Box annotation data

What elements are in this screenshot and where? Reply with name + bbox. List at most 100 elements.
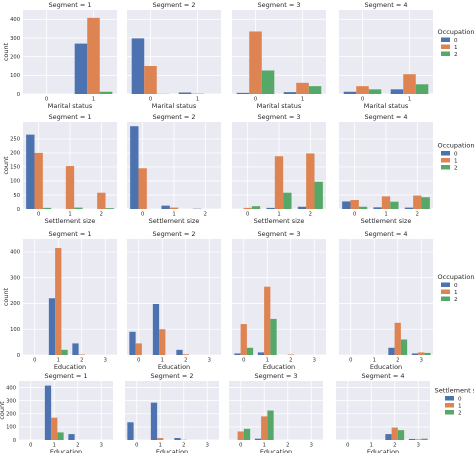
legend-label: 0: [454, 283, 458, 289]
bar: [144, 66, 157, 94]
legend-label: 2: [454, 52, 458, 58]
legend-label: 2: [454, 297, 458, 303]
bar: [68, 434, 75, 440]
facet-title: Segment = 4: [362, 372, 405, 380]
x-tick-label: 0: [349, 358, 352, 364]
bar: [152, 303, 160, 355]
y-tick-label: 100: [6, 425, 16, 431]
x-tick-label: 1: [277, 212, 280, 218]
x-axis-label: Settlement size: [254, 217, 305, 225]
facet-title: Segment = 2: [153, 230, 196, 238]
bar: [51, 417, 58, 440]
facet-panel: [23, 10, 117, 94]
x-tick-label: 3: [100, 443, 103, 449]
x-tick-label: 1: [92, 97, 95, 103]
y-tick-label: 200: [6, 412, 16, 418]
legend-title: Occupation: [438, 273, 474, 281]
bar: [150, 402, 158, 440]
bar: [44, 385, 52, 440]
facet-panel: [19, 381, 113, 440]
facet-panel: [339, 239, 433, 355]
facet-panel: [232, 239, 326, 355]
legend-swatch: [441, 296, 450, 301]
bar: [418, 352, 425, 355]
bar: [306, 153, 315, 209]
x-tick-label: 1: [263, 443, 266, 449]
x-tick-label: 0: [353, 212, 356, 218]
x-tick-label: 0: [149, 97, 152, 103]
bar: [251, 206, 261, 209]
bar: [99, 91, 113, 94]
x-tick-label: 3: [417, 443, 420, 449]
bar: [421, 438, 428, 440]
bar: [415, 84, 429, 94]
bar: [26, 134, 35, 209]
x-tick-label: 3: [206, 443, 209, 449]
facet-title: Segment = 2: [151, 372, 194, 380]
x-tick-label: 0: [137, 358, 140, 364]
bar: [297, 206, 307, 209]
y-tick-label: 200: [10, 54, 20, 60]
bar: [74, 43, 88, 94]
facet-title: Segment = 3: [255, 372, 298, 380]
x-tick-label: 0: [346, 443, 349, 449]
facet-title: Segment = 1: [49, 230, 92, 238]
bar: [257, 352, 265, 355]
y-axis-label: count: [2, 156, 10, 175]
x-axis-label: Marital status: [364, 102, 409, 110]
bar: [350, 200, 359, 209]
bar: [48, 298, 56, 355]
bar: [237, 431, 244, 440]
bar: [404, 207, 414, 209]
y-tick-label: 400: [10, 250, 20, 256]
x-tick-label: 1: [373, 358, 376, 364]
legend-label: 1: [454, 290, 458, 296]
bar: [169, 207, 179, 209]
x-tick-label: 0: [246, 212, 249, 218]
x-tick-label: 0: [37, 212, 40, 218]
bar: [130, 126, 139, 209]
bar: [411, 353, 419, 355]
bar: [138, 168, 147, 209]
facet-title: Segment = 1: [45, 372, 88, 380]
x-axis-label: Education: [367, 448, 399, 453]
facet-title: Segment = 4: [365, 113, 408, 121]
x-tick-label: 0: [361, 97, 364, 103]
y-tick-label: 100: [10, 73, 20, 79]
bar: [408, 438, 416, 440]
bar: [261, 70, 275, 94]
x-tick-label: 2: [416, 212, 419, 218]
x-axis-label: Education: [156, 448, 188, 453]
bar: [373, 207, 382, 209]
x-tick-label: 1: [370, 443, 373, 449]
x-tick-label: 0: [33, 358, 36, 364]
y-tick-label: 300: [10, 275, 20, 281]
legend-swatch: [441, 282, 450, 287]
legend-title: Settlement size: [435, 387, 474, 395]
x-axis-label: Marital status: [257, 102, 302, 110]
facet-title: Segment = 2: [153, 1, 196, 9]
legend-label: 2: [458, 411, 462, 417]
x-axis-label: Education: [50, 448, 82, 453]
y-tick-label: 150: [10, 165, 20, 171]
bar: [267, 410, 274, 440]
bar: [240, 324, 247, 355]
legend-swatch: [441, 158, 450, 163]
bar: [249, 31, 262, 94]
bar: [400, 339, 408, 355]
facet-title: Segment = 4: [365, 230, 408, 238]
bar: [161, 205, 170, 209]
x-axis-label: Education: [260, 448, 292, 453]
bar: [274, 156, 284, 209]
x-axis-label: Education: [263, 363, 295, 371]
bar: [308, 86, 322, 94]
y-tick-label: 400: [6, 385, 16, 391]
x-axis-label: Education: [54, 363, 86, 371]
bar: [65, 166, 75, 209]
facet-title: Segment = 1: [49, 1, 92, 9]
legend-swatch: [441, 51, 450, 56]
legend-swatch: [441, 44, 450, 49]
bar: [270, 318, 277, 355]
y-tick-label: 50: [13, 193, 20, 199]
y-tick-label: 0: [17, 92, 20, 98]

Written exercise:
Retype verbatim the stretch of lines from the one containing "legend-label: 0: [454, 283, 458, 289]" through the one containing "bar: [251, 206, 261, 209]", including both of those lines.

The reply:
legend-label: 0: [454, 283, 458, 289]
bar: [144, 66, 157, 94]
legend-label: 2: [454, 52, 458, 58]
legend-label: 2: [454, 297, 458, 303]
bar: [68, 434, 75, 440]
facet-title: Segment = 4: [362, 372, 405, 380]
x-tick-label: 0: [349, 358, 352, 364]
bar: [152, 303, 160, 355]
y-tick-label: 100: [6, 425, 16, 431]
x-tick-label: 1: [277, 212, 280, 218]
x-axis-label: Settlement size: [254, 217, 305, 225]
facet-title: Segment = 2: [153, 230, 196, 238]
bar: [51, 417, 58, 440]
facet-panel: [23, 10, 117, 94]
x-tick-label: 3: [100, 443, 103, 449]
x-tick-label: 1: [92, 97, 95, 103]
y-tick-label: 200: [6, 412, 16, 418]
legend-title: Occupation: [438, 273, 474, 281]
bar: [150, 402, 158, 440]
bar: [44, 385, 52, 440]
facet-panel: [19, 381, 113, 440]
facet-panel: [339, 239, 433, 355]
facet-panel: [232, 239, 326, 355]
legend-swatch: [441, 296, 450, 301]
bar: [418, 352, 425, 355]
bar: [306, 153, 315, 209]
x-tick-label: 1: [263, 443, 266, 449]
x-tick-label: 0: [353, 212, 356, 218]
x-tick-label: 0: [149, 97, 152, 103]
bar: [251, 206, 261, 209]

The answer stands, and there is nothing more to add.